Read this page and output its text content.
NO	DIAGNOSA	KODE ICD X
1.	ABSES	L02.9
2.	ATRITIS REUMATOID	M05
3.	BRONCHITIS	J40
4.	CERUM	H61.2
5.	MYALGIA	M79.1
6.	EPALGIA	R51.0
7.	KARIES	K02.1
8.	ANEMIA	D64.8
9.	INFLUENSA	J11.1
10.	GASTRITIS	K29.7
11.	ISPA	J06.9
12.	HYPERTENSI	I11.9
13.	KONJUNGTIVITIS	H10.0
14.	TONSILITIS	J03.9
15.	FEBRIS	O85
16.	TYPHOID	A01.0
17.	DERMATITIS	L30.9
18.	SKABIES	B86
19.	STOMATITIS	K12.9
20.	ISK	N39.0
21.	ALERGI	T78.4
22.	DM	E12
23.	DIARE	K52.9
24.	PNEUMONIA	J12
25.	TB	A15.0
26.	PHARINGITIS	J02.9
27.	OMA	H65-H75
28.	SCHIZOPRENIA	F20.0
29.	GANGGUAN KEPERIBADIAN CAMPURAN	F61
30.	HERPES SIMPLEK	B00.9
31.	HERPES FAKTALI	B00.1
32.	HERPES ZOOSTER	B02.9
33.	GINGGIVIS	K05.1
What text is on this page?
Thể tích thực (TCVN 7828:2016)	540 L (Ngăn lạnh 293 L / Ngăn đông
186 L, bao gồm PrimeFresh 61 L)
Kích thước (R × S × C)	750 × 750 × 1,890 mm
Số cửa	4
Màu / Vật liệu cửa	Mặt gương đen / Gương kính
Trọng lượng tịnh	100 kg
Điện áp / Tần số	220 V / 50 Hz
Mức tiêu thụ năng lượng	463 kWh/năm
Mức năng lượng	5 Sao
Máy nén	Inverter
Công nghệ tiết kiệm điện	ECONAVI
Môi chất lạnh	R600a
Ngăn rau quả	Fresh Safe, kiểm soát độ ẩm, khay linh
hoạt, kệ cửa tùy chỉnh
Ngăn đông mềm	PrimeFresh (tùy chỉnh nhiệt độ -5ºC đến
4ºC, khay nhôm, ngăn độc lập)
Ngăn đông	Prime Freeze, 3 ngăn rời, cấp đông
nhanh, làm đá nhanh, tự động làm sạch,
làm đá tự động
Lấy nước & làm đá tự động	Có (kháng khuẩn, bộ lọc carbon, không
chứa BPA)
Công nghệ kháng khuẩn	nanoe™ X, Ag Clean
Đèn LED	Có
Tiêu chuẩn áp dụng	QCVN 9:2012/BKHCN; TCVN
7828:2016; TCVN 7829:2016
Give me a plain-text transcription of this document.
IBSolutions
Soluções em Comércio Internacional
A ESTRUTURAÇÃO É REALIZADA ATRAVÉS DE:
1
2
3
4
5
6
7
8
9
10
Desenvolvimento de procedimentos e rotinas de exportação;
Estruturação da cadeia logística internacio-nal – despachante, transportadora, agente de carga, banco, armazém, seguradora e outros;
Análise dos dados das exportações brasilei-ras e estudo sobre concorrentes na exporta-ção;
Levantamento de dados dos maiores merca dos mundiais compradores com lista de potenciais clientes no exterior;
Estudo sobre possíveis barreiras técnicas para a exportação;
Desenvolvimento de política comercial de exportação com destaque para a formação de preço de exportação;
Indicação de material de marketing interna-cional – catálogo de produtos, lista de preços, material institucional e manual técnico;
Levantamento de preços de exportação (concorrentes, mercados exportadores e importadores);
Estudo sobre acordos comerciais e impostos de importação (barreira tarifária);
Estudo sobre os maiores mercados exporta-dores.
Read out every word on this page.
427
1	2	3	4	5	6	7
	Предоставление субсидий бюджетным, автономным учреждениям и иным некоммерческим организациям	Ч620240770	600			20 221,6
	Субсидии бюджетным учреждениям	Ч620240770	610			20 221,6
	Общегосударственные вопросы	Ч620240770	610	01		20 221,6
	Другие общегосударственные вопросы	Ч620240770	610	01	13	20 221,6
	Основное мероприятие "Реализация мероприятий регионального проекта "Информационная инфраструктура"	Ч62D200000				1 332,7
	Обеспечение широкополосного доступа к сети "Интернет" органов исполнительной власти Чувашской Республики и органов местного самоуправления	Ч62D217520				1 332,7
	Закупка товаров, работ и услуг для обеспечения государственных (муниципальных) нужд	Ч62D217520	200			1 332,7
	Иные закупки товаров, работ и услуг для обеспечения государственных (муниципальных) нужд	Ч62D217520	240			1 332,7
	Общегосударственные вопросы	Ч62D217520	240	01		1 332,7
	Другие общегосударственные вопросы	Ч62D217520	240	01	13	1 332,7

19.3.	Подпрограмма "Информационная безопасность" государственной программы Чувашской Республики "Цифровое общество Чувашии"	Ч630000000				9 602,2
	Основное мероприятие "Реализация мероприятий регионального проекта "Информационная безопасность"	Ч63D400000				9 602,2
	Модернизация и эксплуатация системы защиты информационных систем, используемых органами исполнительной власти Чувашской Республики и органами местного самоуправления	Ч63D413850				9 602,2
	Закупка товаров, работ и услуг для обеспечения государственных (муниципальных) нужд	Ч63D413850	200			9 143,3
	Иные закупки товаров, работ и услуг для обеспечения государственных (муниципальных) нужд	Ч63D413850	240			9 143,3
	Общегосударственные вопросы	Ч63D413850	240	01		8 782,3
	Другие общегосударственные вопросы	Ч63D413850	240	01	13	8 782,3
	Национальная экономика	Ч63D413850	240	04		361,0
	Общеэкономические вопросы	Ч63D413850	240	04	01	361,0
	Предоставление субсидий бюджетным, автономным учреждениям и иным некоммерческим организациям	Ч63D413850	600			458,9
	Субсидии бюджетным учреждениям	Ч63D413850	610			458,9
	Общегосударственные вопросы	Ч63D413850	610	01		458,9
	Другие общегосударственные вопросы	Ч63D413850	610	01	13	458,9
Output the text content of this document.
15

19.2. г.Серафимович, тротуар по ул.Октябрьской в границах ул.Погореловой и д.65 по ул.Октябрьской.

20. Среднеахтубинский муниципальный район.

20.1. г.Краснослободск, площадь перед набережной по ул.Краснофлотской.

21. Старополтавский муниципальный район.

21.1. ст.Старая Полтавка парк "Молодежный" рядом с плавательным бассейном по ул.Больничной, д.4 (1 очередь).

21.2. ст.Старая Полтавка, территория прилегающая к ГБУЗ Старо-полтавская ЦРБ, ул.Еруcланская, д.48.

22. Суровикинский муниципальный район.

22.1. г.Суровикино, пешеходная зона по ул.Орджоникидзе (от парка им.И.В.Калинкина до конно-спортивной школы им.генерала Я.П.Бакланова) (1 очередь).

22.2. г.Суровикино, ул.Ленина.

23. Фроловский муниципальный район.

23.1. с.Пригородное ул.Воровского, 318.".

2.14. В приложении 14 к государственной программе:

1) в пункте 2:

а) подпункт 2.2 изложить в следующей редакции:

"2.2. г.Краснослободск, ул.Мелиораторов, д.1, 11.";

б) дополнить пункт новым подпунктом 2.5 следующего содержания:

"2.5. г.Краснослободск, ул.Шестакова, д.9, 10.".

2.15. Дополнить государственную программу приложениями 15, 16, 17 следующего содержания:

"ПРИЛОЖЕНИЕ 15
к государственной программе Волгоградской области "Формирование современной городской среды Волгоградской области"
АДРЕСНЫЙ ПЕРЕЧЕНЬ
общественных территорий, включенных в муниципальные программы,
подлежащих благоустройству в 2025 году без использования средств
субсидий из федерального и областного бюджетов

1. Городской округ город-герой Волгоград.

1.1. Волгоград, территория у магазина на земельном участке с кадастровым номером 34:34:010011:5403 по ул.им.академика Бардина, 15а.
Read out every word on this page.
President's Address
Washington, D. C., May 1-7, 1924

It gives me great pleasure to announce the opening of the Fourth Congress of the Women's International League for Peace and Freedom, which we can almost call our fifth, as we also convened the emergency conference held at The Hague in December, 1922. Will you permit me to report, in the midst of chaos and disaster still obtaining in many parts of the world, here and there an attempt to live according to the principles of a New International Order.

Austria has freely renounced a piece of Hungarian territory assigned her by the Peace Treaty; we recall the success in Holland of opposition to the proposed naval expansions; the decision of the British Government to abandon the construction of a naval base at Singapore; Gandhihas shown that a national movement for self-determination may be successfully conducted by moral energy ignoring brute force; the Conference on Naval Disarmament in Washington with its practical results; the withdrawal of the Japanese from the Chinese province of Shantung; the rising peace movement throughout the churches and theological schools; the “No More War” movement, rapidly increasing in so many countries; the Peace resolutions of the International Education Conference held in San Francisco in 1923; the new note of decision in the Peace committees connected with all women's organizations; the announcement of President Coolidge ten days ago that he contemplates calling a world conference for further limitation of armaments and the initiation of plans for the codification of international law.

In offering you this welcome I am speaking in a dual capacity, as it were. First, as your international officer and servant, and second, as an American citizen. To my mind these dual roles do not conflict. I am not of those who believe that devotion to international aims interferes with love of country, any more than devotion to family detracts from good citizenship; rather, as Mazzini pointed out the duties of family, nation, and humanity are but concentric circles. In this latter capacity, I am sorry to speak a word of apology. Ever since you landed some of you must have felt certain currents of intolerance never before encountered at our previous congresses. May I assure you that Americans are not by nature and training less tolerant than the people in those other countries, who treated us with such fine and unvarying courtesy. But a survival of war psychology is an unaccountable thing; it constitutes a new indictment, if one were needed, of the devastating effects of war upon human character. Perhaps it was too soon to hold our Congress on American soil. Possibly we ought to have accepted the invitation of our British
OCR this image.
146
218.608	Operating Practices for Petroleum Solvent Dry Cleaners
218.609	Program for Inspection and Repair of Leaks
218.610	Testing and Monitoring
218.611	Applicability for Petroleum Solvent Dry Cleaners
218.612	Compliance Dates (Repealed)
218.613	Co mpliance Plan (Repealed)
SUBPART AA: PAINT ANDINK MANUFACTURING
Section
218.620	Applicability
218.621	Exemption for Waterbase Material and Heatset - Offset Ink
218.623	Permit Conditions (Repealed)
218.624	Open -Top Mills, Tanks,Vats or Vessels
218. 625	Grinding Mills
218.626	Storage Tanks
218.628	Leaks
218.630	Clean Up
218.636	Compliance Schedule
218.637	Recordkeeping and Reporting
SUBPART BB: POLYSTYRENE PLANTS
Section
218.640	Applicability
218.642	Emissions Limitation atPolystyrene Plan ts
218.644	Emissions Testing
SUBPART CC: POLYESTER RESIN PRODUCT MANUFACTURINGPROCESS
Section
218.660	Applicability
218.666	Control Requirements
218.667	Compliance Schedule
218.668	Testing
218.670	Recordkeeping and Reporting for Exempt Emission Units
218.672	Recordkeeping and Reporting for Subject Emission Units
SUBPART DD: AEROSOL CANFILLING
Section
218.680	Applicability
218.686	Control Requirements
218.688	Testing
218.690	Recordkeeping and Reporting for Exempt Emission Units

Required task: Search the data for "năng". Copy every matching line.

The answer:
Mức tiêu thụ năng lượng	463 kWh/năm
Mức năng lượng	5 Sao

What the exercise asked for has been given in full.